→ Instruction
Scan the records for the word "source". Copy each line that includes it.

→ Record list
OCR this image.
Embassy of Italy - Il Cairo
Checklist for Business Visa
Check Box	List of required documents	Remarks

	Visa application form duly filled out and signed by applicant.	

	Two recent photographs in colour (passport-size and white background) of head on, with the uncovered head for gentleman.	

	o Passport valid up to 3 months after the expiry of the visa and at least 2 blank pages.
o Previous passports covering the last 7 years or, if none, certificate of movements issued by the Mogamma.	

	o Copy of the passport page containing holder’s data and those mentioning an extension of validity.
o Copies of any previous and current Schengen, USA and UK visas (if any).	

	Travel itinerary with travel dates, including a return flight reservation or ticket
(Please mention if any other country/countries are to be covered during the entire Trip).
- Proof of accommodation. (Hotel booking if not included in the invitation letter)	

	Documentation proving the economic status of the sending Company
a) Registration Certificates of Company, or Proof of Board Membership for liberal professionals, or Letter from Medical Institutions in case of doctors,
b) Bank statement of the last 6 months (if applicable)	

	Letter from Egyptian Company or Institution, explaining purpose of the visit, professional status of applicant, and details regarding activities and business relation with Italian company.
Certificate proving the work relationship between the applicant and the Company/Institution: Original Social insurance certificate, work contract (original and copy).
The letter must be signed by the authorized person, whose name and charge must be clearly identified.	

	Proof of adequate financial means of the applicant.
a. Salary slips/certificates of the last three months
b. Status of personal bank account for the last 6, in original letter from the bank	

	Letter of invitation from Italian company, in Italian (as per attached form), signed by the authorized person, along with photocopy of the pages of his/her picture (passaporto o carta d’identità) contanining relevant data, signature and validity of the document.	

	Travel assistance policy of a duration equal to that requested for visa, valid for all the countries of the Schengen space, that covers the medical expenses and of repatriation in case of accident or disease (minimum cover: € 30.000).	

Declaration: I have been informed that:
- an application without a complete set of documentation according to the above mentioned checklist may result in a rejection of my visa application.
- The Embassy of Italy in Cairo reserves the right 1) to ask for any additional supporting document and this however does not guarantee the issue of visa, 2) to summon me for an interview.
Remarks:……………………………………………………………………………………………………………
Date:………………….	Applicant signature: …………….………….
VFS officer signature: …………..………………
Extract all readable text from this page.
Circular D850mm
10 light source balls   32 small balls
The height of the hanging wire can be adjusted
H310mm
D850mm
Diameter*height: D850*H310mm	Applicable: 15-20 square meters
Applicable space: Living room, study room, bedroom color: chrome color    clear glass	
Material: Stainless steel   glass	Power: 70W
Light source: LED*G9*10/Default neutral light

→ Answer for this exercise
10 light source balls   32 small balls
Light source: LED*G9*10/Default neutral light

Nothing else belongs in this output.